### [GIVEN TASK]
Reproduce word for word the lines of the material below, beginning with the line that contains "annotation-box bbox=[641, 321, 672, 332]" and continuing through the line that contains "trend-line bbox=[459, 317, 521, 341]", with both of those lines included.

### [Bounding-box annotations]

_ _ _ _

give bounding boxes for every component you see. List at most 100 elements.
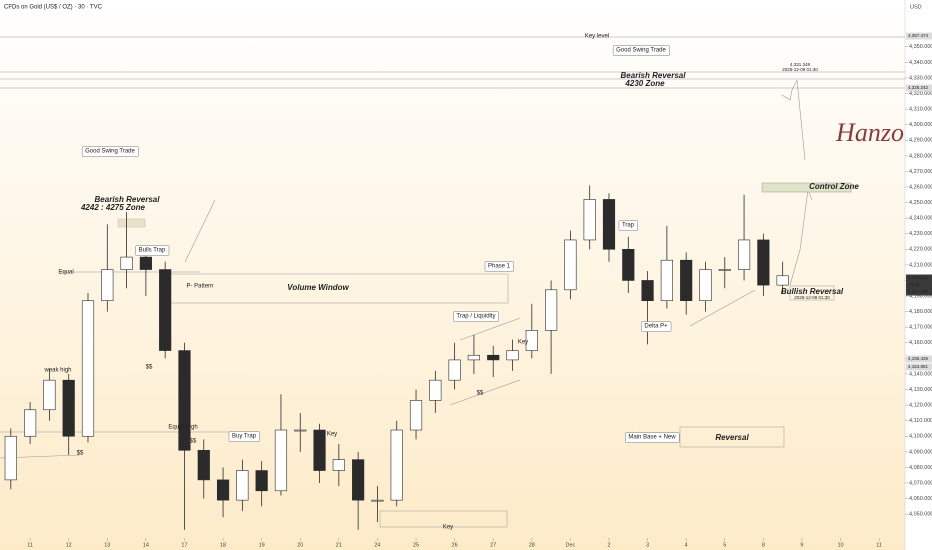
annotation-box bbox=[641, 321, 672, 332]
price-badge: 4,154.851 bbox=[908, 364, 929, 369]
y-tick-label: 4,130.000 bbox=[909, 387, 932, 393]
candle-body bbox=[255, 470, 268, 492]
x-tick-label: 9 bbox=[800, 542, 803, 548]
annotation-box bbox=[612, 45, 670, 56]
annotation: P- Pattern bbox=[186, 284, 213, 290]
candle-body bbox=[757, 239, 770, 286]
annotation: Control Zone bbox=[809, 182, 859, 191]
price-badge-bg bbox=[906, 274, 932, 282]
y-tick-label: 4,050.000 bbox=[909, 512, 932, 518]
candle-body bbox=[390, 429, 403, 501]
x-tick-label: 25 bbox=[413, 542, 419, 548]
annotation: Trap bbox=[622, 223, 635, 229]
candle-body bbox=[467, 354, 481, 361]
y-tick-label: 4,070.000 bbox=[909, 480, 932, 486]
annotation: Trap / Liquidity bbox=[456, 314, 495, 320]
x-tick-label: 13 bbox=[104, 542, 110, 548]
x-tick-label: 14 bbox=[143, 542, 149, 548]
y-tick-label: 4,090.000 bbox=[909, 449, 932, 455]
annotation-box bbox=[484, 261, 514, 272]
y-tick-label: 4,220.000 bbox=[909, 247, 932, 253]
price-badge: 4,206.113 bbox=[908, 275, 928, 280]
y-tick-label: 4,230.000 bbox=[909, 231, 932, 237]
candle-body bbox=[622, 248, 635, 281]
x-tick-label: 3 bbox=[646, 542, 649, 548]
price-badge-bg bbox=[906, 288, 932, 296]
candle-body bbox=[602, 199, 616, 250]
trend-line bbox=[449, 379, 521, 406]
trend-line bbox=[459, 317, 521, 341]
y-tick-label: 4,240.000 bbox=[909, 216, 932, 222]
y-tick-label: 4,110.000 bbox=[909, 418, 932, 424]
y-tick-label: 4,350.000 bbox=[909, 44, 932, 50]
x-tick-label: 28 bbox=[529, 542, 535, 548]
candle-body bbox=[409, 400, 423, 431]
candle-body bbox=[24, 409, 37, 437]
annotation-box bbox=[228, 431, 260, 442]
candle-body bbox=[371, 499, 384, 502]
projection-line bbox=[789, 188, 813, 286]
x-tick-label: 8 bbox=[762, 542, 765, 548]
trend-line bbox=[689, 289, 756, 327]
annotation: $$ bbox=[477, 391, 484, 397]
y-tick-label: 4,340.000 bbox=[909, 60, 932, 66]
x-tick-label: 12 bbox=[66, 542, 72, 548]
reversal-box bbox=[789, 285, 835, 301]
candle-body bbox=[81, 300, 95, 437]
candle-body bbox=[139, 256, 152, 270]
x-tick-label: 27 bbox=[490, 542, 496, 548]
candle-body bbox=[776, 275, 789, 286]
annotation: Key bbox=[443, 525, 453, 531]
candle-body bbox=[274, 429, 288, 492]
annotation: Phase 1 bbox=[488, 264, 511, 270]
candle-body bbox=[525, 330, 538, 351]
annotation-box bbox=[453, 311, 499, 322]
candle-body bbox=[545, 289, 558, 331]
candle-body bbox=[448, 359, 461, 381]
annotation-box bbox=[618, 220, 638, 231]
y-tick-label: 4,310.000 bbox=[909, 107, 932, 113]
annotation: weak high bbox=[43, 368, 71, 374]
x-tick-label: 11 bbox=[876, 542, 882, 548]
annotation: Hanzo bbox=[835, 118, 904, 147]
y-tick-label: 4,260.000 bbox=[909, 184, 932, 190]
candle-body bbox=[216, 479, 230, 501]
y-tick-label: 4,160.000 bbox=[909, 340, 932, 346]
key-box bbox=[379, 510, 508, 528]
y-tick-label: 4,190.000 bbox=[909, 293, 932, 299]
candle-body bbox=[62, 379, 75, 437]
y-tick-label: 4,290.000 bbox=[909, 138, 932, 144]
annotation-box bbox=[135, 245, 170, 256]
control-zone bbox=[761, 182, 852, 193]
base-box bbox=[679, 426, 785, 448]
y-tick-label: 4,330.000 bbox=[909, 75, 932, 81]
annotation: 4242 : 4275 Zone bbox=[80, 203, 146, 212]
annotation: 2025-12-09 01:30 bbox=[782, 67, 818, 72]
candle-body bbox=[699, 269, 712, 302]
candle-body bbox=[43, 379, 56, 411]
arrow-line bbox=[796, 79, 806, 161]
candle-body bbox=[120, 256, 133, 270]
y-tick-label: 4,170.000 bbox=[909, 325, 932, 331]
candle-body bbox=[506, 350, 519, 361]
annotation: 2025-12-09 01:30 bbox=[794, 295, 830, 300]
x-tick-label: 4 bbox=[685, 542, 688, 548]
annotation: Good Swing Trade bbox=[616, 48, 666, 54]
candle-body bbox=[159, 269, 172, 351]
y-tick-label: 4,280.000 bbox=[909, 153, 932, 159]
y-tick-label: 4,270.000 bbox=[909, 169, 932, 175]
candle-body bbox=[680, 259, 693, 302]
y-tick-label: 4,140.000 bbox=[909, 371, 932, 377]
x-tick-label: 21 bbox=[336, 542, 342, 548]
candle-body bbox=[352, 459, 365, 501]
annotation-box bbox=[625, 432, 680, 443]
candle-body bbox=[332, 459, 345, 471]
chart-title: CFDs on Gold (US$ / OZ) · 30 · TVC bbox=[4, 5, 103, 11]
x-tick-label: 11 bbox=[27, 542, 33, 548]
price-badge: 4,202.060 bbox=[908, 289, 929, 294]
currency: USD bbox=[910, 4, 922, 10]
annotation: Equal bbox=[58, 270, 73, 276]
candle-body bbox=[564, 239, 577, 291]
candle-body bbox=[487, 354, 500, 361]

_ _ _ _

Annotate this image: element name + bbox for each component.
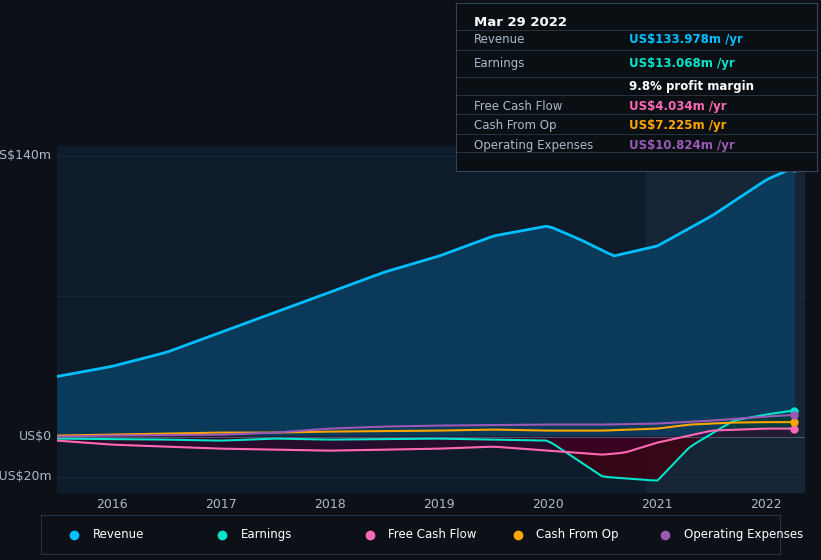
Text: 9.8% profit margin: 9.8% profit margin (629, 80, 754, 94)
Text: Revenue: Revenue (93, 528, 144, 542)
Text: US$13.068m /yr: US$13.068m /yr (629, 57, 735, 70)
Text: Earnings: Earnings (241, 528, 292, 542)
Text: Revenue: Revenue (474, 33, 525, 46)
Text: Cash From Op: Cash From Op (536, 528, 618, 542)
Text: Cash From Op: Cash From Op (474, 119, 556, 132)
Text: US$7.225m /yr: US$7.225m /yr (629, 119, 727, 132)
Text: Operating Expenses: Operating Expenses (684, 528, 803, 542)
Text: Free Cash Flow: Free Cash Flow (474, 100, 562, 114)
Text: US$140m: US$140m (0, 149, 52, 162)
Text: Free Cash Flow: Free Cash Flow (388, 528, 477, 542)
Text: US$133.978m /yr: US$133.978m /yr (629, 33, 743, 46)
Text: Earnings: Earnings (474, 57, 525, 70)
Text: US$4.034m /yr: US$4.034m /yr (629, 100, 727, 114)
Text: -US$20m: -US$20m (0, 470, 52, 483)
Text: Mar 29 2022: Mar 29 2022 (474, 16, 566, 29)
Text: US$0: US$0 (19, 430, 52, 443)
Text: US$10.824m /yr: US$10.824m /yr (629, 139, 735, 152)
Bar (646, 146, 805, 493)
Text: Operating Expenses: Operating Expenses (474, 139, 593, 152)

_ _ _ _

### [SOLUTION TO THE PROBLEM]
annotation-box bbox=[641, 321, 672, 332]
price-badge: 4,154.851 bbox=[908, 364, 929, 369]
y-tick-label: 4,130.000 bbox=[909, 387, 932, 393]
candle-body bbox=[255, 470, 268, 492]
x-tick-label: 9 bbox=[800, 542, 803, 548]
annotation-box bbox=[612, 45, 670, 56]
annotation: P- Pattern bbox=[186, 284, 213, 290]
candle-body bbox=[757, 239, 770, 286]
annotation: Control Zone bbox=[809, 182, 859, 191]
price-badge-bg bbox=[906, 274, 932, 282]
y-tick-label: 4,050.000 bbox=[909, 512, 932, 518]
candle-body bbox=[390, 429, 403, 501]
x-tick-label: 25 bbox=[413, 542, 419, 548]
annotation: Trap bbox=[622, 223, 635, 229]
candle-body bbox=[467, 354, 481, 361]
y-tick-label: 4,070.000 bbox=[909, 480, 932, 486]
annotation: Trap / Liquidity bbox=[456, 314, 495, 320]
x-tick-label: 13 bbox=[104, 542, 110, 548]
x-tick-label: 14 bbox=[143, 542, 149, 548]
y-tick-label: 4,090.000 bbox=[909, 449, 932, 455]
annotation-box bbox=[484, 261, 514, 272]
y-tick-label: 4,220.000 bbox=[909, 247, 932, 253]
price-badge: 4,206.113 bbox=[908, 275, 928, 280]
y-tick-label: 4,230.000 bbox=[909, 231, 932, 237]
candle-body bbox=[622, 248, 635, 281]
x-tick-label: 3 bbox=[646, 542, 649, 548]
price-badge-bg bbox=[906, 288, 932, 296]
candle-body bbox=[602, 199, 616, 250]
trend-line bbox=[449, 379, 521, 406]
trend-line bbox=[459, 317, 521, 341]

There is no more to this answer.